What to produce: Reproduce every one of the entries below, line for line and without any changes.

— begin Records provided —

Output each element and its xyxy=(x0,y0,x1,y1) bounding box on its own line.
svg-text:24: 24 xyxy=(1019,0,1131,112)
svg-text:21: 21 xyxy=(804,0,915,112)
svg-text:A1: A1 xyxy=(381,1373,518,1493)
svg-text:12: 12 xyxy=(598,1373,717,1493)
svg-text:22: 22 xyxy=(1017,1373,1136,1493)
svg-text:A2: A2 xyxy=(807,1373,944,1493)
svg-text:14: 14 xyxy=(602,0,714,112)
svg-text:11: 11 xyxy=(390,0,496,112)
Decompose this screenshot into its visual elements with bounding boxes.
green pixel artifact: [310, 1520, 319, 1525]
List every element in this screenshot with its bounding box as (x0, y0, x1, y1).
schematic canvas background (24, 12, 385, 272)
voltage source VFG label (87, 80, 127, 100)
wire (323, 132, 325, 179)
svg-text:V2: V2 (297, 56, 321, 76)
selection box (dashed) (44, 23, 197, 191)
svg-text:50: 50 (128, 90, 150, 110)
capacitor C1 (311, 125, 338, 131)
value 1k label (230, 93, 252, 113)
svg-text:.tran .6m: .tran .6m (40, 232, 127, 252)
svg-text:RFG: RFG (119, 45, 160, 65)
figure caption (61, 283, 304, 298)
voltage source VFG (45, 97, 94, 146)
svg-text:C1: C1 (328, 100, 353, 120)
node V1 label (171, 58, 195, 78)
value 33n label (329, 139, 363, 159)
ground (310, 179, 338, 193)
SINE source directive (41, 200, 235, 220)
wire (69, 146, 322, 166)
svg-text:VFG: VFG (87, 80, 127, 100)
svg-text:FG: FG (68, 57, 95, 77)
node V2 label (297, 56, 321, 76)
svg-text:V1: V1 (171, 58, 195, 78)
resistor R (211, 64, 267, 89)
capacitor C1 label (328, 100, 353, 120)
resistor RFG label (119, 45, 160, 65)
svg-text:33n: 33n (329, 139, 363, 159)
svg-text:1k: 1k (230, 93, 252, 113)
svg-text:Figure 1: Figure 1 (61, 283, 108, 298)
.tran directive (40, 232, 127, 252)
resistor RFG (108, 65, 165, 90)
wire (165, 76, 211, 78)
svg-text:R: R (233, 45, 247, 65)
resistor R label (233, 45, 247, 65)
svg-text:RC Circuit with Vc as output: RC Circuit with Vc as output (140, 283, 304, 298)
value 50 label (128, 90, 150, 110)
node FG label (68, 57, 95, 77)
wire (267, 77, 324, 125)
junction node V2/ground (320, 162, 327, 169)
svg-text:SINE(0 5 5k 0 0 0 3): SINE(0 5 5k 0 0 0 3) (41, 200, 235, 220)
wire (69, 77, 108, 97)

— end Records provided —

Result of the exercise:
Output each element and its xyxy=(x0,y0,x1,y1) bounding box on its own line.
svg-text:24: 24 xyxy=(1019,0,1131,112)
svg-text:21: 21 xyxy=(804,0,915,112)
svg-text:A1: A1 xyxy=(381,1373,518,1493)
svg-text:12: 12 xyxy=(598,1373,717,1493)
svg-text:22: 22 xyxy=(1017,1373,1136,1493)
svg-text:A2: A2 xyxy=(807,1373,944,1493)
svg-text:14: 14 xyxy=(602,0,714,112)
svg-text:11: 11 xyxy=(390,0,496,112)
Decompose this screenshot into its visual elements with bounding boxes.
green pixel artifact: [310, 1520, 319, 1525]
List every element in this screenshot with its bounding box as (x0, y0, x1, y1).
schematic canvas background (24, 12, 385, 272)
voltage source VFG label (87, 80, 127, 100)
wire (323, 132, 325, 179)
svg-text:V2: V2 (297, 56, 321, 76)
selection box (dashed) (44, 23, 197, 191)
svg-text:50: 50 (128, 90, 150, 110)
capacitor C1 (311, 125, 338, 131)
value 1k label (230, 93, 252, 113)
svg-text:.tran .6m: .tran .6m (40, 232, 127, 252)
svg-text:RFG: RFG (119, 45, 160, 65)
figure caption (61, 283, 304, 298)
voltage source VFG (45, 97, 94, 146)
svg-text:C1: C1 (328, 100, 353, 120)
node V1 label (171, 58, 195, 78)
value 33n label (329, 139, 363, 159)
ground (310, 179, 338, 193)
SINE source directive (41, 200, 235, 220)
wire (69, 146, 322, 166)
svg-text:VFG: VFG (87, 80, 127, 100)
svg-text:FG: FG (68, 57, 95, 77)
node V2 label (297, 56, 321, 76)
svg-text:V1: V1 (171, 58, 195, 78)
resistor R (211, 64, 267, 89)
capacitor C1 label (328, 100, 353, 120)
resistor RFG label (119, 45, 160, 65)
svg-text:33n: 33n (329, 139, 363, 159)
svg-text:1k: 1k (230, 93, 252, 113)
svg-text:Figure 1: Figure 1 (61, 283, 108, 298)
.tran directive (40, 232, 127, 252)
resistor RFG (108, 65, 165, 90)
wire (165, 76, 211, 78)
svg-text:R: R (233, 45, 247, 65)
resistor R label (233, 45, 247, 65)
svg-text:RC Circuit with Vc as output: RC Circuit with Vc as output (140, 283, 304, 298)
value 50 label (128, 90, 150, 110)
node FG label (68, 57, 95, 77)
wire (267, 77, 324, 125)
junction node V2/ground (320, 162, 327, 169)
svg-text:SINE(0 5 5k 0 0 0 3): SINE(0 5 5k 0 0 0 3) (41, 200, 235, 220)
wire (69, 77, 108, 97)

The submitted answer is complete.